======== Task data
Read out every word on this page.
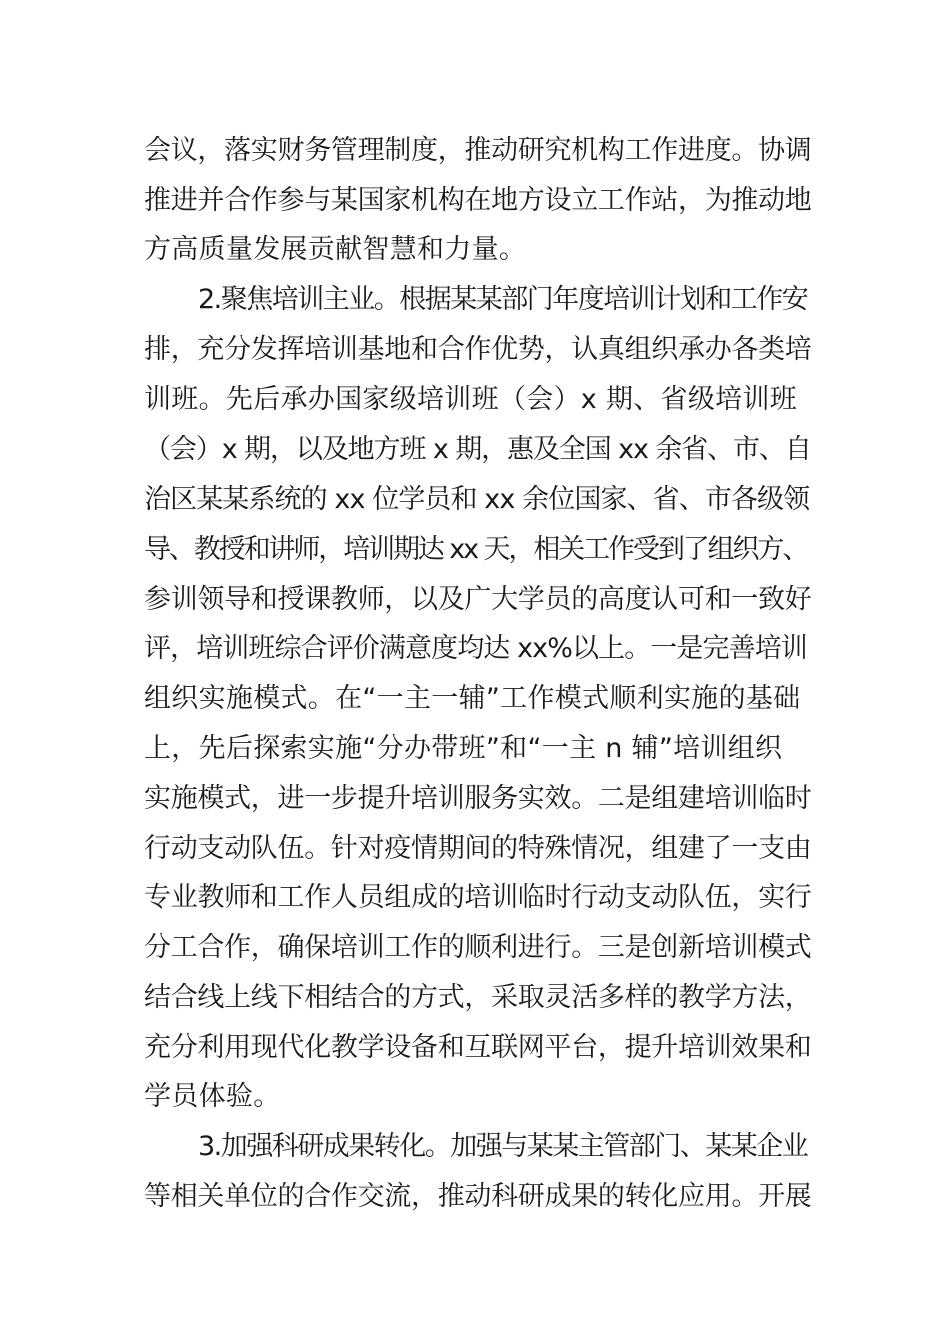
会议，落实财务管理制度，推动研究机构工作进度。协调
推进并合作参与某国家机构在地方设立工作站，为推动地
方高质量发展贡献智慧和力量。
2.聚焦培训主业。根据某某部门年度培训计划和工作安
排，充分发挥培训基地和合作优势，认真组织承办各类培
训班。先后承办国家级培训班（会）x 期、省级培训班
（会）x 期，以及地方班 x 期，惠及全国 xx 余省、市、自
治区某某系统的 xx 位学员和 xx 余位国家、省、市各级领
导、教授和讲师，培训期达 xx 天，相关工作受到了组织方、
参训领导和授课教师，以及广大学员的高度认可和一致好
评，培训班综合评价满意度均达 xx%以上。一是完善培训
组织实施模式。在“一主一辅”工作模式顺利实施的基础
上，先后探索实施“分办带班”和“一主 n 辅”培训组织
实施模式，进一步提升培训服务实效。二是组建培训临时
行动支动队伍。针对疫情期间的特殊情况，组建了一支由
专业教师和工作人员组成的培训临时行动支动队伍，实行
分工合作，确保培训工作的顺利进行。三是创新培训模式
结合线上线下相结合的方式，采取灵活多样的教学方法，
充分利用现代化教学设备和互联网平台，提升培训效果和
学员体验。
3.加强科研成果转化。加强与某某主管部门、某某企业
等相关单位的合作交流，推动科研成果的转化应用。开展
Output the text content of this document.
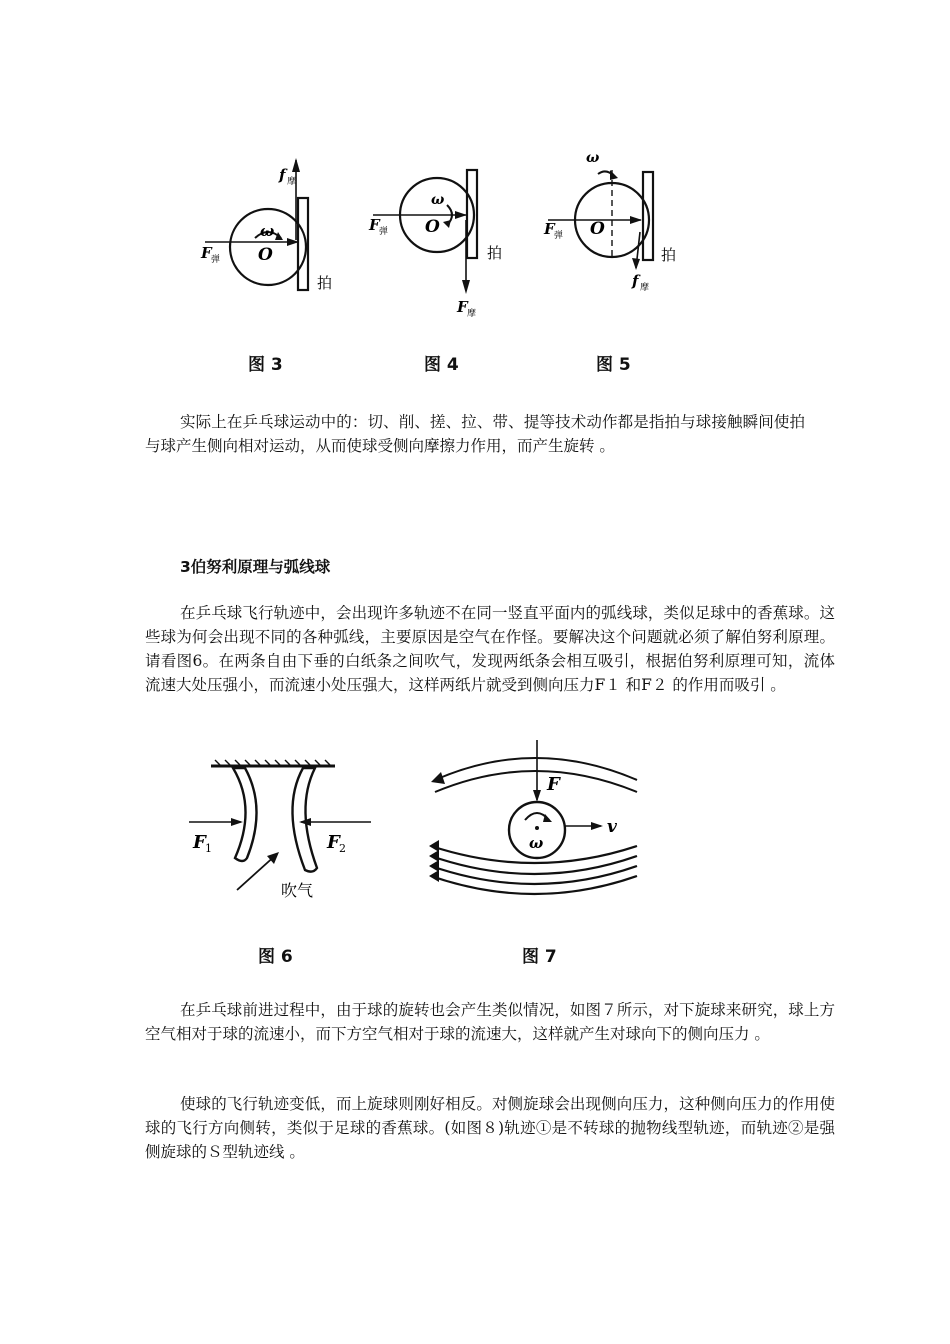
f 摩
ω
O
F 弹
拍
图 3
ω
O
F 弹
F 摩
拍
图 4
ω
O
F 弹
f 摩
拍
图 5

实际上在乒乓球运动中的：切、削、搓、拉、带、提等技术动作都是指拍与球接触瞬间使拍与球产生侧向相对运动，从而使球受侧向摩擦力作用，而产生旋转 。

3伯努利原理与弧线球

在乒乓球飞行轨迹中，会出现许多轨迹不在同一竖直平面内的弧线球，类似足球中的香蕉球。这些球为何会出现不同的各种弧线，主要原因是空气在作怪。要解决这个问题就必须了解伯努利原理。请看图6。在两条自由下垂的白纸条之间吹气，发现两纸条会相互吸引，根据伯努利原理可知，流体流速大处压强小，而流速小处压强大，这样两纸片就受到侧向压力F１ 和F２ 的作用而吸引 。

F 1	F 2
吹气
图 6
F
ω
v
图 7

在乒乓球前进过程中，由于球的旋转也会产生类似情况，如图７所示，对下旋球来研究，球上方空气相对于球的流速小，而下方空气相对于球的流速大，这样就产生对球向下的侧向压力 。

使球的飞行轨迹变低，而上旋球则刚好相反。对侧旋球会出现侧向压力，这种侧向压力的作用使球的飞行方向侧转，类似于足球的香蕉球。(如图８)轨迹①是不转球的抛物线型轨迹，而轨迹②是强侧旋球的Ｓ型轨迹线 。
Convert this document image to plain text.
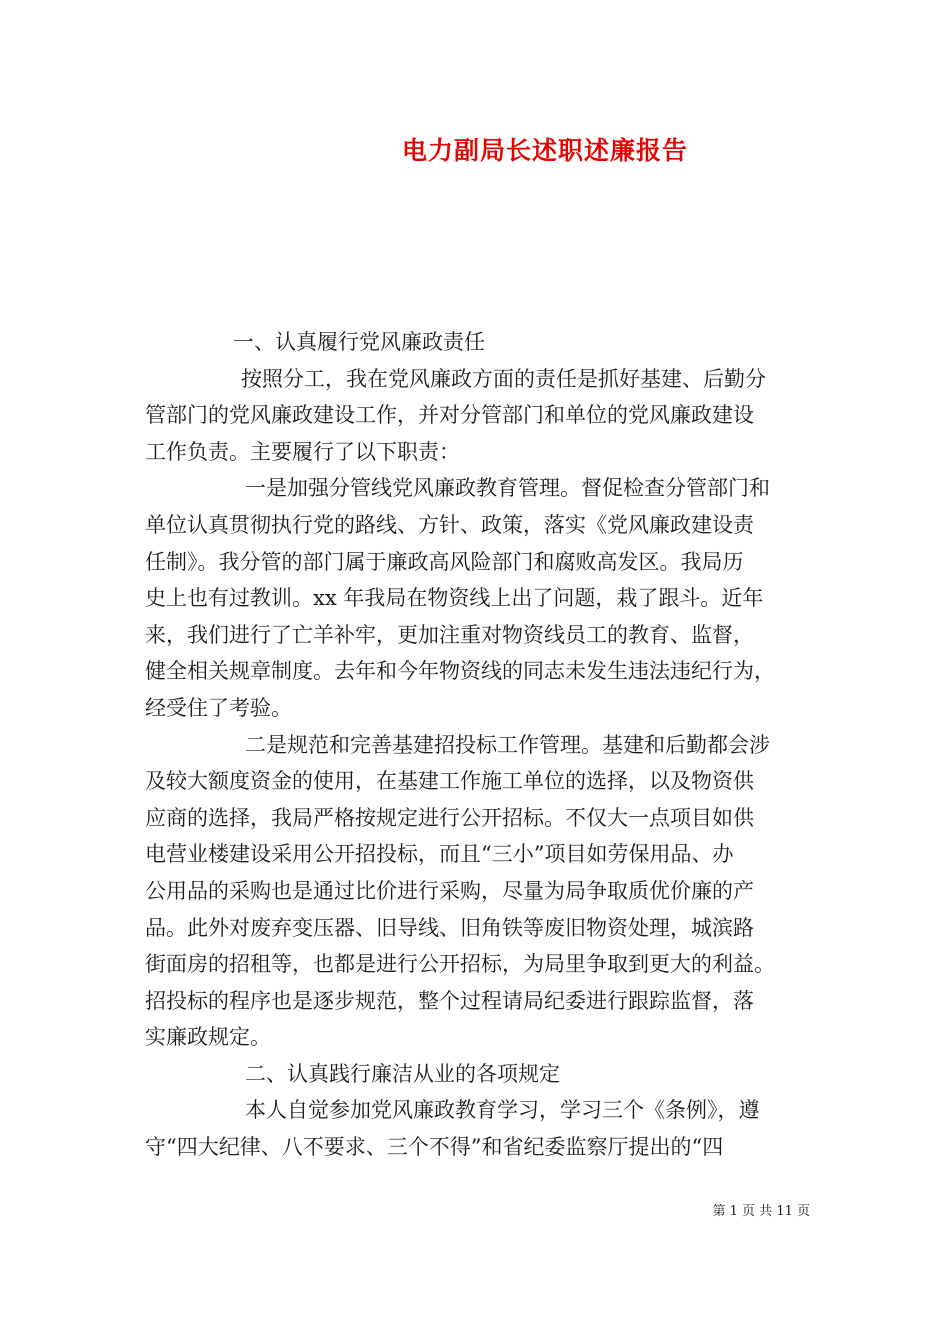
电力副局长述职述廉报告
一、认真履行党风廉政责任
按照分工，我在党风廉政方面的责任是抓好基建、后勤分
管部门的党风廉政建设工作，并对分管部门和单位的党风廉政建设
工作负责。主要履行了以下职责：
一是加强分管线党风廉政教育管理。督促检查分管部门和
单位认真贯彻执行党的路线、方针、政策，落实《党风廉政建设责
任制》。我分管的部门属于廉政高风险部门和腐败高发区。我局历
史上也有过教训。xx 年我局在物资线上出了问题，栽了跟斗。近年
来，我们进行了亡羊补牢，更加注重对物资线员工的教育、监督，
健全相关规章制度。去年和今年物资线的同志未发生违法违纪行为，
经受住了考验。
二是规范和完善基建招投标工作管理。基建和后勤都会涉
及较大额度资金的使用，在基建工作施工单位的选择，以及物资供
应商的选择，我局严格按规定进行公开招标。不仅大一点项目如供
电营业楼建设采用公开招投标，而且“三小”项目如劳保用品、办
公用品的采购也是通过比价进行采购，尽量为局争取质优价廉的产
品。此外对废弃变压器、旧导线、旧角铁等废旧物资处理，城滨路
街面房的招租等，也都是进行公开招标，为局里争取到更大的利益。
招投标的程序也是逐步规范，整个过程请局纪委进行跟踪监督，落
实廉政规定。
二、认真践行廉洁从业的各项规定
本人自觉参加党风廉政教育学习，学习三个《条例》，遵
守“四大纪律、八不要求、三个不得”和省纪委监察厅提出的“四
第 1 页 共 11 页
================
What you are asked to do —
Output every entry word for word, but omit the pictures.

Exercise solution —
Read out every word on this page.
会议，落实财务管理制度，推动研究机构工作进度。协调
推进并合作参与某国家机构在地方设立工作站，为推动地
方高质量发展贡献智慧和力量。
2.聚焦培训主业。根据某某部门年度培训计划和工作安
排，充分发挥培训基地和合作优势，认真组织承办各类培
训班。先后承办国家级培训班（会）x 期、省级培训班
（会）x 期，以及地方班 x 期，惠及全国 xx 余省、市、自
治区某某系统的 xx 位学员和 xx 余位国家、省、市各级领
导、教授和讲师，培训期达 xx 天，相关工作受到了组织方、
参训领导和授课教师，以及广大学员的高度认可和一致好
评，培训班综合评价满意度均达 xx%以上。一是完善培训
组织实施模式。在“一主一辅”工作模式顺利实施的基础
上，先后探索实施“分办带班”和“一主 n 辅”培训组织
实施模式，进一步提升培训服务实效。二是组建培训临时
行动支动队伍。针对疫情期间的特殊情况，组建了一支由
专业教师和工作人员组成的培训临时行动支动队伍，实行
分工合作，确保培训工作的顺利进行。三是创新培训模式
结合线上线下相结合的方式，采取灵活多样的教学方法，
充分利用现代化教学设备和互联网平台，提升培训效果和
学员体验。
3.加强科研成果转化。加强与某某主管部门、某某企业
等相关单位的合作交流，推动科研成果的转化应用。开展
Output the text content of this document.
f 摩
ω
O
F 弹
拍
图 3
ω
O
F 弹
F 摩
拍
图 4
ω
O
F 弹
f 摩
拍
图 5

实际上在乒乓球运动中的：切、削、搓、拉、带、提等技术动作都是指拍与球接触瞬间使拍与球产生侧向相对运动，从而使球受侧向摩擦力作用，而产生旋转 。

3伯努利原理与弧线球

在乒乓球飞行轨迹中，会出现许多轨迹不在同一竖直平面内的弧线球，类似足球中的香蕉球。这些球为何会出现不同的各种弧线，主要原因是空气在作怪。要解决这个问题就必须了解伯努利原理。请看图6。在两条自由下垂的白纸条之间吹气，发现两纸条会相互吸引，根据伯努利原理可知，流体流速大处压强小，而流速小处压强大，这样两纸片就受到侧向压力F１ 和F２ 的作用而吸引 。

F 1	F 2
吹气
图 6
F
ω
v
图 7

在乒乓球前进过程中，由于球的旋转也会产生类似情况，如图７所示，对下旋球来研究，球上方空气相对于球的流速小，而下方空气相对于球的流速大，这样就产生对球向下的侧向压力 。

使球的飞行轨迹变低，而上旋球则刚好相反。对侧旋球会出现侧向压力，这种侧向压力的作用使球的飞行方向侧转，类似于足球的香蕉球。(如图８)轨迹①是不转球的抛物线型轨迹，而轨迹②是强侧旋球的Ｓ型轨迹线 。
Convert this document image to plain text.
电力副局长述职述廉报告
一、认真履行党风廉政责任
按照分工，我在党风廉政方面的责任是抓好基建、后勤分
管部门的党风廉政建设工作，并对分管部门和单位的党风廉政建设
工作负责。主要履行了以下职责：
一是加强分管线党风廉政教育管理。督促检查分管部门和
单位认真贯彻执行党的路线、方针、政策，落实《党风廉政建设责
任制》。我分管的部门属于廉政高风险部门和腐败高发区。我局历
史上也有过教训。xx 年我局在物资线上出了问题，栽了跟斗。近年
来，我们进行了亡羊补牢，更加注重对物资线员工的教育、监督，
健全相关规章制度。去年和今年物资线的同志未发生违法违纪行为，
经受住了考验。
二是规范和完善基建招投标工作管理。基建和后勤都会涉
及较大额度资金的使用，在基建工作施工单位的选择，以及物资供
应商的选择，我局严格按规定进行公开招标。不仅大一点项目如供
电营业楼建设采用公开招投标，而且“三小”项目如劳保用品、办
公用品的采购也是通过比价进行采购，尽量为局争取质优价廉的产
品。此外对废弃变压器、旧导线、旧角铁等废旧物资处理，城滨路
街面房的招租等，也都是进行公开招标，为局里争取到更大的利益。
招投标的程序也是逐步规范，整个过程请局纪委进行跟踪监督，落
实廉政规定。
二、认真践行廉洁从业的各项规定
本人自觉参加党风廉政教育学习，学习三个《条例》，遵
守“四大纪律、八不要求、三个不得”和省纪委监察厅提出的“四
第 1 页 共 11 页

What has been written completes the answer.